Direction: Would you return all of this data exactly, leaving nothing out?

Extracted material:
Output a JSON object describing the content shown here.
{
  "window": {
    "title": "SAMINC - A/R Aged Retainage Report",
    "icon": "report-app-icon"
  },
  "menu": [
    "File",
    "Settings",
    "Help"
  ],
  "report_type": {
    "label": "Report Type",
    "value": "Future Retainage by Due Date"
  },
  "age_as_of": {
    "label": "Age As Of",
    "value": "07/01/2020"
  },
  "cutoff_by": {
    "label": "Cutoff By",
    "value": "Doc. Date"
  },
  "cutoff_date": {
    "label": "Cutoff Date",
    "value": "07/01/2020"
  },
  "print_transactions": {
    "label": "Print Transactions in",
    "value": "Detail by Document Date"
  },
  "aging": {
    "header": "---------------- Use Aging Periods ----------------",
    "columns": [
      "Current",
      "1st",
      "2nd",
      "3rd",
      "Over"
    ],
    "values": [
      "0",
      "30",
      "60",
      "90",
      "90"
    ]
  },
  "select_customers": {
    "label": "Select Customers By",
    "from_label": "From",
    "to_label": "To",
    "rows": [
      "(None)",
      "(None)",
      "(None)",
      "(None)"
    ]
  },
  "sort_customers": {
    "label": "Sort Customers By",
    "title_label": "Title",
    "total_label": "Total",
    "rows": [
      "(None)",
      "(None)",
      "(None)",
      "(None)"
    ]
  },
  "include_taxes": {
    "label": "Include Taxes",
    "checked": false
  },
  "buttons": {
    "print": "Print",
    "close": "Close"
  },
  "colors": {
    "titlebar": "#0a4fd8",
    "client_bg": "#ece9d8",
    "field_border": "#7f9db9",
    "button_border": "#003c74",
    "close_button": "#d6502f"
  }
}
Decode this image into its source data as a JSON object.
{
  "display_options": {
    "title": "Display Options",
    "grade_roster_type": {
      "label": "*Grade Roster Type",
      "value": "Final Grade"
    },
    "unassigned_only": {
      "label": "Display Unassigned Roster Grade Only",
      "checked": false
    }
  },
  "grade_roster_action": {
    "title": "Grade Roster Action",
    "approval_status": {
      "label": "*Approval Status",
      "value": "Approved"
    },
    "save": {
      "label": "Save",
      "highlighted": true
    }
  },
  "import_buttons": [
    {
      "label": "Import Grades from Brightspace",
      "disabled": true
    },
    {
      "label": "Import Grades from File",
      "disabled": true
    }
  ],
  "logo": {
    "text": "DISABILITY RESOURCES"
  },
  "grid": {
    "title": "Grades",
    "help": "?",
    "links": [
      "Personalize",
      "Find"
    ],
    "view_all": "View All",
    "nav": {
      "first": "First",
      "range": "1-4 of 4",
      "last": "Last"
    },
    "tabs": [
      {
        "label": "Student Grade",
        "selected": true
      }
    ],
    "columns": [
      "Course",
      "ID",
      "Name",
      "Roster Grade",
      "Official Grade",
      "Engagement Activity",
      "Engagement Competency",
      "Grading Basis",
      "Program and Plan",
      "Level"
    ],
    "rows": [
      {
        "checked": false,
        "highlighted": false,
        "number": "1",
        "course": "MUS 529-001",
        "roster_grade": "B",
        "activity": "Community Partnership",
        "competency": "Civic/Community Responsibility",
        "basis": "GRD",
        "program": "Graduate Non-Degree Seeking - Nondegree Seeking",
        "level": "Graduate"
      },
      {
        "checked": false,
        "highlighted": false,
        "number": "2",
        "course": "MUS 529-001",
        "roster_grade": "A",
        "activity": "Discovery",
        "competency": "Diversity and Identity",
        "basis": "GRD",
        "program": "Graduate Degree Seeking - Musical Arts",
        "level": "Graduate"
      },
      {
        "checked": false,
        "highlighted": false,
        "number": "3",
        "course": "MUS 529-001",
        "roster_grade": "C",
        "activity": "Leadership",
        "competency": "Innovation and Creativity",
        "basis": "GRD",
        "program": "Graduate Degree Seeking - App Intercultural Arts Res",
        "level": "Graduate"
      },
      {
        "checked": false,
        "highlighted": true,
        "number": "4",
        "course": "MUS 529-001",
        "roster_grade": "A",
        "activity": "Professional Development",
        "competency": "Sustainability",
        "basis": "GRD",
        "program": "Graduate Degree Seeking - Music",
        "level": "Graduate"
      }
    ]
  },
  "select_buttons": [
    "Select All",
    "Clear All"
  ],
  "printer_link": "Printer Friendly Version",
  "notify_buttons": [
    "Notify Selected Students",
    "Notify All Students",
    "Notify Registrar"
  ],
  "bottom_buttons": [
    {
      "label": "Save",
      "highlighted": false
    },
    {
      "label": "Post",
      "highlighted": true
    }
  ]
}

Answer to this problem:
Output a JSON object describing the content shown here.
{
  "window": {
    "title": "SAMINC - A/R Aged Retainage Report",
    "icon": "report-app-icon"
  },
  "menu": [
    "File",
    "Settings",
    "Help"
  ],
  "report_type": {
    "label": "Report Type",
    "value": "Future Retainage by Due Date"
  },
  "age_as_of": {
    "label": "Age As Of",
    "value": "07/01/2020"
  },
  "cutoff_by": {
    "label": "Cutoff By",
    "value": "Doc. Date"
  },
  "cutoff_date": {
    "label": "Cutoff Date",
    "value": "07/01/2020"
  },
  "print_transactions": {
    "label": "Print Transactions in",
    "value": "Detail by Document Date"
  },
  "aging": {
    "header": "---------------- Use Aging Periods ----------------",
    "columns": [
      "Current",
      "1st",
      "2nd",
      "3rd",
      "Over"
    ],
    "values": [
      "0",
      "30",
      "60",
      "90",
      "90"
    ]
  },
  "select_customers": {
    "label": "Select Customers By",
    "from_label": "From",
    "to_label": "To",
    "rows": [
      "(None)",
      "(None)",
      "(None)",
      "(None)"
    ]
  },
  "sort_customers": {
    "label": "Sort Customers By",
    "title_label": "Title",
    "total_label": "Total",
    "rows": [
      "(None)",
      "(None)",
      "(None)",
      "(None)"
    ]
  },
  "include_taxes": {
    "label": "Include Taxes",
    "checked": false
  },
  "buttons": {
    "print": "Print",
    "close": "Close"
  },
  "colors": {
    "titlebar": "#0a4fd8",
    "client_bg": "#ece9d8",
    "field_border": "#7f9db9",
    "button_border": "#003c74",
    "close_button": "#d6502f"
  }
}
Decode this image into its source data as a JSON object.
{
  "display_options": {
    "title": "Display Options",
    "grade_roster_type": {
      "label": "*Grade Roster Type",
      "value": "Final Grade"
    },
    "unassigned_only": {
      "label": "Display Unassigned Roster Grade Only",
      "checked": false
    }
  },
  "grade_roster_action": {
    "title": "Grade Roster Action",
    "approval_status": {
      "label": "*Approval Status",
      "value": "Approved"
    },
    "save": {
      "label": "Save",
      "highlighted": true
    }
  },
  "import_buttons": [
    {
      "label": "Import Grades from Brightspace",
      "disabled": true
    },
    {
      "label": "Import Grades from File",
      "disabled": true
    }
  ],
  "logo": {
    "text": "DISABILITY RESOURCES"
  },
  "grid": {
    "title": "Grades",
    "help": "?",
    "links": [
      "Personalize",
      "Find"
    ],
    "view_all": "View All",
    "nav": {
      "first": "First",
      "range": "1-4 of 4",
      "last": "Last"
    },
    "tabs": [
      {
        "label": "Student Grade",
        "selected": true
      }
    ],
    "columns": [
      "Course",
      "ID",
      "Name",
      "Roster Grade",
      "Official Grade",
      "Engagement Activity",
      "Engagement Competency",
      "Grading Basis",
      "Program and Plan",
      "Level"
    ],
    "rows": [
      {
        "checked": false,
        "highlighted": false,
        "number": "1",
        "course": "MUS 529-001",
        "roster_grade": "B",
        "activity": "Community Partnership",
        "competency": "Civic/Community Responsibility",
        "basis": "GRD",
        "program": "Graduate Non-Degree Seeking - Nondegree Seeking",
        "level": "Graduate"
      },
      {
        "checked": false,
        "highlighted": false,
        "number": "2",
        "course": "MUS 529-001",
        "roster_grade": "A",
        "activity": "Discovery",
        "competency": "Diversity and Identity",
        "basis": "GRD",
        "program": "Graduate Degree Seeking - Musical Arts",
        "level": "Graduate"
      },
      {
        "checked": false,
        "highlighted": false,
        "number": "3",
        "course": "MUS 529-001",
        "roster_grade": "C",
        "activity": "Leadership",
        "competency": "Innovation and Creativity",
        "basis": "GRD",
        "program": "Graduate Degree Seeking - App Intercultural Arts Res",
        "level": "Graduate"
      },
      {
        "checked": false,
        "highlighted": true,
        "number": "4",
        "course": "MUS 529-001",
        "roster_grade": "A",
        "activity": "Professional Development",
        "competency": "Sustainability",
        "basis": "GRD",
        "program": "Graduate Degree Seeking - Music",
        "level": "Graduate"
      }
    ]
  },
  "select_buttons": [
    "Select All",
    "Clear All"
  ],
  "printer_link": "Printer Friendly Version",
  "notify_buttons": [
    "Notify Selected Students",
    "Notify All Students",
    "Notify Registrar"
  ],
  "bottom_buttons": [
    {
      "label": "Save",
      "highlighted": false
    },
    {
      "label": "Post",
      "highlighted": true
    }
  ]
}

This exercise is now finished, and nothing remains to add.